Repeat the records below exactly, leaving out every picture.

■ ROWS:
▬▬▬▬▬▬
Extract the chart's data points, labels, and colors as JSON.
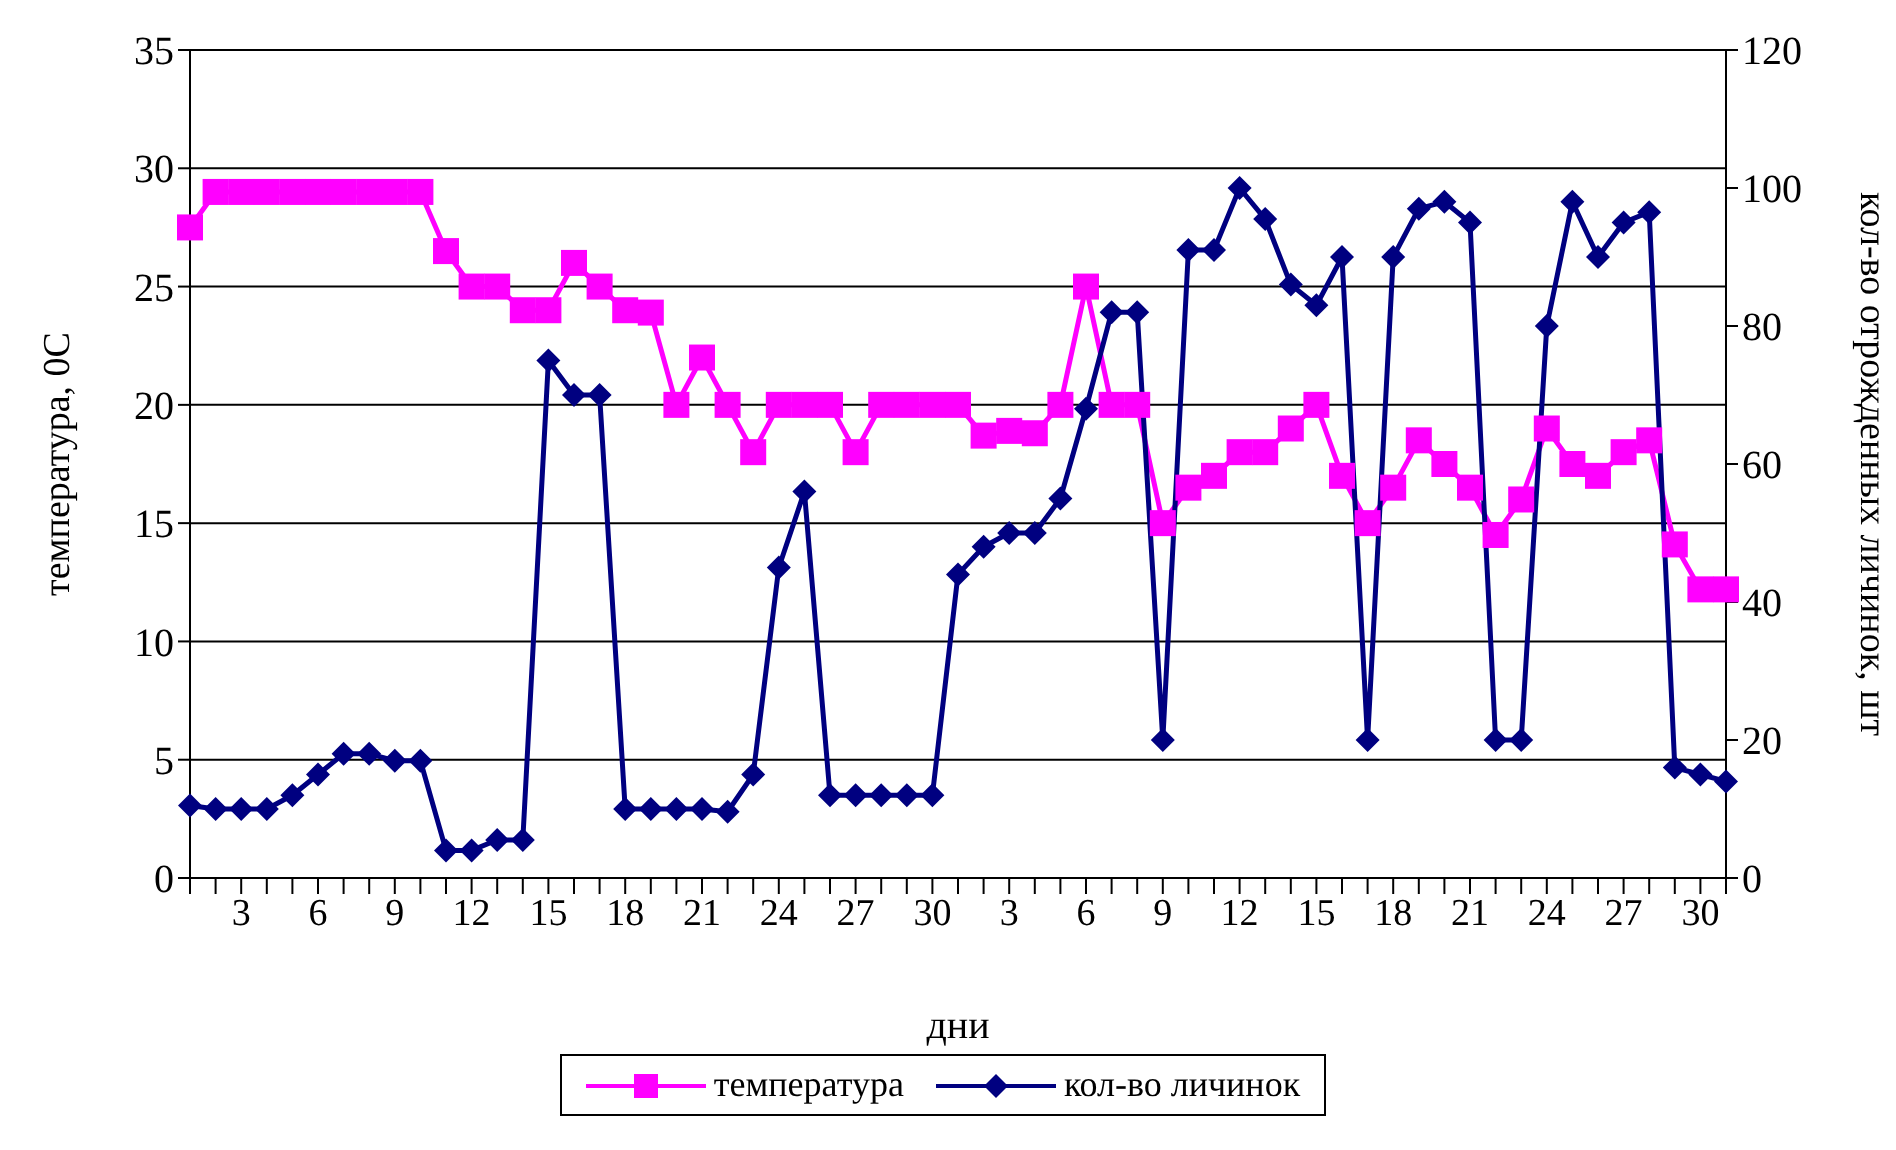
{
  "chart_data": {
    "type": "line",
    "xlabel": "дни",
    "ylabel": "температура, 0C",
    "y2label": "кол-во отрожденных личинок, шт",
    "categories": [
      null,
      null,
      "3",
      null,
      null,
      "6",
      null,
      null,
      "9",
      null,
      null,
      "12",
      null,
      null,
      "15",
      null,
      null,
      "18",
      null,
      null,
      "21",
      null,
      null,
      "24",
      null,
      null,
      "27",
      null,
      null,
      "30",
      null,
      null,
      "3",
      null,
      null,
      "6",
      null,
      null,
      "9",
      null,
      null,
      "12",
      null,
      null,
      "15",
      null,
      null,
      "18",
      null,
      null,
      "21",
      null,
      null,
      "24",
      null,
      null,
      "27",
      null,
      null,
      "30",
      null
    ],
    "series": [
      {
        "name": "температура",
        "color": "#ff00ff",
        "marker": "square",
        "values": [
          27.5,
          29,
          29,
          29,
          29,
          29,
          29,
          29,
          29,
          29,
          26.5,
          25,
          25,
          24,
          24,
          26,
          25,
          24,
          23.9,
          20,
          22,
          20,
          18,
          20,
          20,
          20,
          18,
          20,
          20,
          20,
          20,
          18.7,
          18.9,
          18.8,
          20,
          25,
          20,
          20,
          15,
          16.5,
          17,
          18,
          18,
          19,
          20,
          17,
          15,
          16.5,
          18.5,
          17.5,
          16.5,
          14.5,
          16,
          19,
          17.5,
          17,
          18,
          18.5,
          14.1,
          12.2,
          12.2
        ]
      },
      {
        "name": "кол-во личинок",
        "color": "#000080",
        "marker": "diamond",
        "axis": "y2",
        "values": [
          10.5,
          10,
          10,
          10,
          12,
          15,
          18,
          18,
          17,
          17,
          4,
          4,
          5.5,
          5.5,
          75,
          70,
          70,
          10,
          10,
          10,
          10,
          9.6,
          15,
          45,
          56,
          12,
          12,
          12,
          12,
          12,
          44,
          48,
          50,
          50,
          55,
          68,
          82,
          82,
          20,
          91,
          91,
          100,
          95.5,
          86,
          83,
          90,
          20,
          90,
          97,
          98,
          95,
          20,
          20,
          80,
          98,
          90,
          95,
          96.5,
          16,
          15,
          14
        ]
      }
    ],
    "ylim": [
      0,
      35
    ],
    "yticks": [
      0,
      5,
      10,
      15,
      20,
      25,
      30,
      35
    ],
    "y2lim": [
      0,
      120
    ],
    "y2ticks": [
      0,
      20,
      40,
      60,
      80,
      100,
      120
    ],
    "grid": "y",
    "legend": "bottom"
  }
}
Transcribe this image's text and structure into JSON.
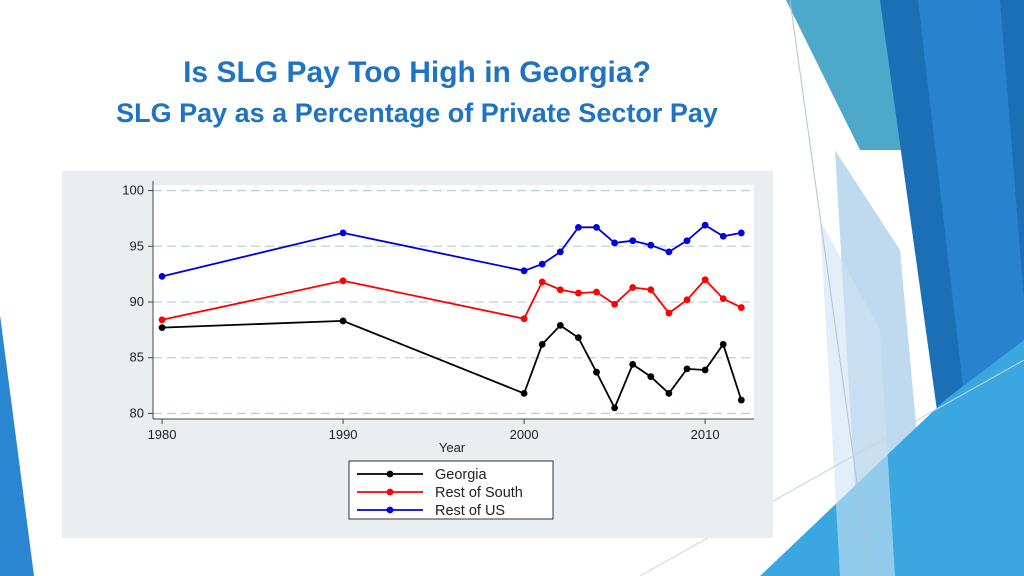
{
  "slide": {
    "title": "Is SLG Pay Too High in Georgia?",
    "subtitle": "SLG Pay as a Percentage of Private Sector Pay"
  },
  "colors": {
    "title": "#1f73c2",
    "panel": "#eaeef1",
    "plot": "#ffffff",
    "grid": "#b8d2dc",
    "accent_blues": [
      "#1b6fb5",
      "#2a86d1",
      "#3aa7e0",
      "#a9cdea"
    ]
  },
  "chart_data": {
    "type": "line",
    "title": "",
    "xlabel": "Year",
    "ylabel": "",
    "xlim": [
      1979.5,
      2012.7
    ],
    "ylim": [
      79.5,
      100.5
    ],
    "xticks": [
      1980,
      1990,
      2000,
      2010
    ],
    "yticks": [
      80,
      85,
      90,
      95,
      100
    ],
    "grid": true,
    "legend_position": "bottom",
    "series": [
      {
        "name": "Georgia",
        "color": "#000000",
        "x": [
          1980,
          1990,
          2000,
          2001,
          2002,
          2003,
          2004,
          2005,
          2006,
          2007,
          2008,
          2009,
          2010,
          2011,
          2012
        ],
        "y": [
          87.7,
          88.3,
          81.8,
          86.2,
          87.9,
          86.8,
          83.7,
          80.5,
          84.4,
          83.3,
          81.8,
          84.0,
          83.9,
          86.2,
          81.2
        ]
      },
      {
        "name": "Rest of South",
        "color": "#ff0000",
        "x": [
          1980,
          1990,
          2000,
          2001,
          2002,
          2003,
          2004,
          2005,
          2006,
          2007,
          2008,
          2009,
          2010,
          2011,
          2012
        ],
        "y": [
          88.4,
          91.9,
          88.5,
          91.8,
          91.1,
          90.8,
          90.9,
          89.8,
          91.3,
          91.1,
          89.0,
          90.2,
          92.0,
          90.3,
          89.5
        ]
      },
      {
        "name": "Rest of US",
        "color": "#0000dd",
        "x": [
          1980,
          1990,
          2000,
          2001,
          2002,
          2003,
          2004,
          2005,
          2006,
          2007,
          2008,
          2009,
          2010,
          2011,
          2012
        ],
        "y": [
          92.3,
          96.2,
          92.8,
          93.4,
          94.5,
          96.7,
          96.7,
          95.3,
          95.5,
          95.1,
          94.5,
          95.5,
          96.9,
          95.9,
          96.2
        ]
      }
    ]
  }
}
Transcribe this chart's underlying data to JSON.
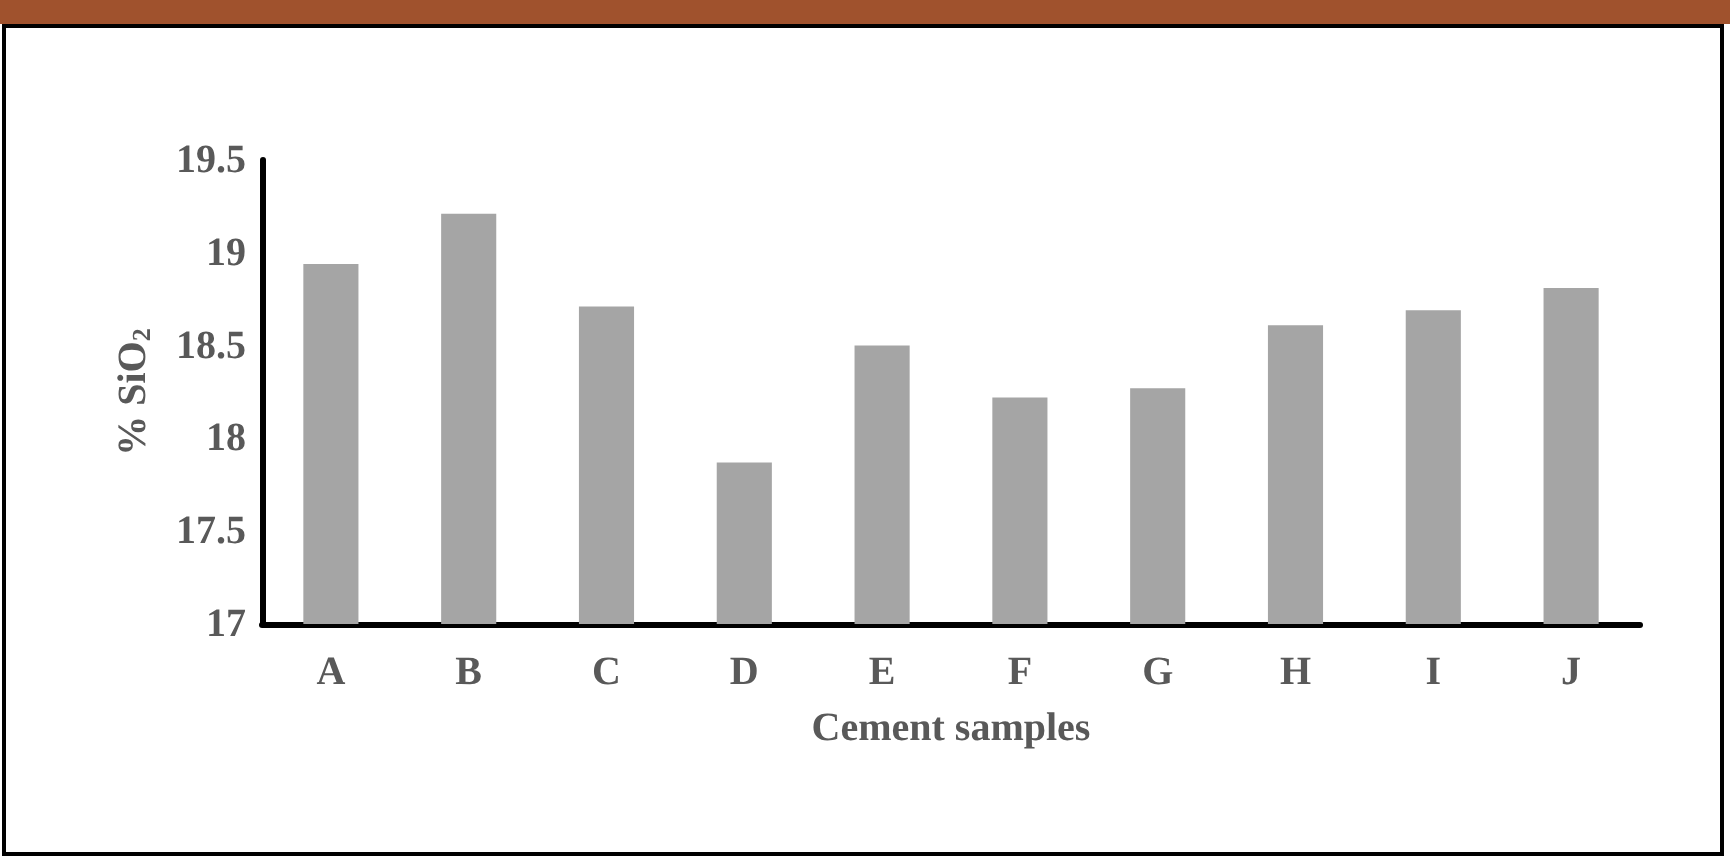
{
  "chart_data": {
    "type": "bar",
    "xlabel": "Cement samples",
    "ylabel": "% SiO$_{2}$",
    "categories": [
      "A",
      "B",
      "C",
      "D",
      "E",
      "F",
      "G",
      "H",
      "I",
      "J"
    ],
    "values": [
      18.94,
      19.21,
      18.71,
      17.87,
      18.5,
      18.22,
      18.27,
      18.61,
      18.69,
      18.81
    ],
    "color": "#a5a5a5",
    "ylim": [
      17,
      19.5
    ],
    "yticks": [
      17,
      17.5,
      18,
      18.5,
      19,
      19.5
    ],
    "grid": false
  }
}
▬▬▬▬▬▬
■ FULL ANSWER:
Extract the chart's data points, labels, and colors as JSON.
{
  "chart_data": {
    "type": "line",
    "xlabel": "дни",
    "ylabel": "температура, 0C",
    "y2label": "кол-во отрожденных личинок, шт",
    "categories": [
      null,
      null,
      "3",
      null,
      null,
      "6",
      null,
      null,
      "9",
      null,
      null,
      "12",
      null,
      null,
      "15",
      null,
      null,
      "18",
      null,
      null,
      "21",
      null,
      null,
      "24",
      null,
      null,
      "27",
      null,
      null,
      "30",
      null,
      null,
      "3",
      null,
      null,
      "6",
      null,
      null,
      "9",
      null,
      null,
      "12",
      null,
      null,
      "15",
      null,
      null,
      "18",
      null,
      null,
      "21",
      null,
      null,
      "24",
      null,
      null,
      "27",
      null,
      null,
      "30",
      null
    ],
    "series": [
      {
        "name": "температура",
        "color": "#ff00ff",
        "marker": "square",
        "values": [
          27.5,
          29,
          29,
          29,
          29,
          29,
          29,
          29,
          29,
          29,
          26.5,
          25,
          25,
          24,
          24,
          26,
          25,
          24,
          23.9,
          20,
          22,
          20,
          18,
          20,
          20,
          20,
          18,
          20,
          20,
          20,
          20,
          18.7,
          18.9,
          18.8,
          20,
          25,
          20,
          20,
          15,
          16.5,
          17,
          18,
          18,
          19,
          20,
          17,
          15,
          16.5,
          18.5,
          17.5,
          16.5,
          14.5,
          16,
          19,
          17.5,
          17,
          18,
          18.5,
          14.1,
          12.2,
          12.2
        ]
      },
      {
        "name": "кол-во личинок",
        "color": "#000080",
        "marker": "diamond",
        "axis": "y2",
        "values": [
          10.5,
          10,
          10,
          10,
          12,
          15,
          18,
          18,
          17,
          17,
          4,
          4,
          5.5,
          5.5,
          75,
          70,
          70,
          10,
          10,
          10,
          10,
          9.6,
          15,
          45,
          56,
          12,
          12,
          12,
          12,
          12,
          44,
          48,
          50,
          50,
          55,
          68,
          82,
          82,
          20,
          91,
          91,
          100,
          95.5,
          86,
          83,
          90,
          20,
          90,
          97,
          98,
          95,
          20,
          20,
          80,
          98,
          90,
          95,
          96.5,
          16,
          15,
          14
        ]
      }
    ],
    "ylim": [
      0,
      35
    ],
    "yticks": [
      0,
      5,
      10,
      15,
      20,
      25,
      30,
      35
    ],
    "y2lim": [
      0,
      120
    ],
    "y2ticks": [
      0,
      20,
      40,
      60,
      80,
      100,
      120
    ],
    "grid": "y",
    "legend": "bottom"
  }
}
Transcribe this image's text and structure into JSON.
{
  "slide": {
    "title": "Is SLG Pay Too High in Georgia?",
    "subtitle": "SLG Pay as a Percentage of Private Sector Pay"
  },
  "colors": {
    "title": "#1f73c2",
    "panel": "#eaeef1",
    "plot": "#ffffff",
    "grid": "#b8d2dc",
    "accent_blues": [
      "#1b6fb5",
      "#2a86d1",
      "#3aa7e0",
      "#a9cdea"
    ]
  },
  "chart_data": {
    "type": "line",
    "title": "",
    "xlabel": "Year",
    "ylabel": "",
    "xlim": [
      1979.5,
      2012.7
    ],
    "ylim": [
      79.5,
      100.5
    ],
    "xticks": [
      1980,
      1990,
      2000,
      2010
    ],
    "yticks": [
      80,
      85,
      90,
      95,
      100
    ],
    "grid": true,
    "legend_position": "bottom",
    "series": [
      {
        "name": "Georgia",
        "color": "#000000",
        "x": [
          1980,
          1990,
          2000,
          2001,
          2002,
          2003,
          2004,
          2005,
          2006,
          2007,
          2008,
          2009,
          2010,
          2011,
          2012
        ],
        "y": [
          87.7,
          88.3,
          81.8,
          86.2,
          87.9,
          86.8,
          83.7,
          80.5,
          84.4,
          83.3,
          81.8,
          84.0,
          83.9,
          86.2,
          81.2
        ]
      },
      {
        "name": "Rest of South",
        "color": "#ff0000",
        "x": [
          1980,
          1990,
          2000,
          2001,
          2002,
          2003,
          2004,
          2005,
          2006,
          2007,
          2008,
          2009,
          2010,
          2011,
          2012
        ],
        "y": [
          88.4,
          91.9,
          88.5,
          91.8,
          91.1,
          90.8,
          90.9,
          89.8,
          91.3,
          91.1,
          89.0,
          90.2,
          92.0,
          90.3,
          89.5
        ]
      },
      {
        "name": "Rest of US",
        "color": "#0000dd",
        "x": [
          1980,
          1990,
          2000,
          2001,
          2002,
          2003,
          2004,
          2005,
          2006,
          2007,
          2008,
          2009,
          2010,
          2011,
          2012
        ],
        "y": [
          92.3,
          96.2,
          92.8,
          93.4,
          94.5,
          96.7,
          96.7,
          95.3,
          95.5,
          95.1,
          94.5,
          95.5,
          96.9,
          95.9,
          96.2
        ]
      }
    ]
  }
}
Transcribe this chart's underlying data to JSON.
{
  "chart_data": {
    "type": "bar",
    "xlabel": "Cement samples",
    "ylabel": "% SiO$_{2}$",
    "categories": [
      "A",
      "B",
      "C",
      "D",
      "E",
      "F",
      "G",
      "H",
      "I",
      "J"
    ],
    "values": [
      18.94,
      19.21,
      18.71,
      17.87,
      18.5,
      18.22,
      18.27,
      18.61,
      18.69,
      18.81
    ],
    "color": "#a5a5a5",
    "ylim": [
      17,
      19.5
    ],
    "yticks": [
      17,
      17.5,
      18,
      18.5,
      19,
      19.5
    ],
    "grid": false
  }
}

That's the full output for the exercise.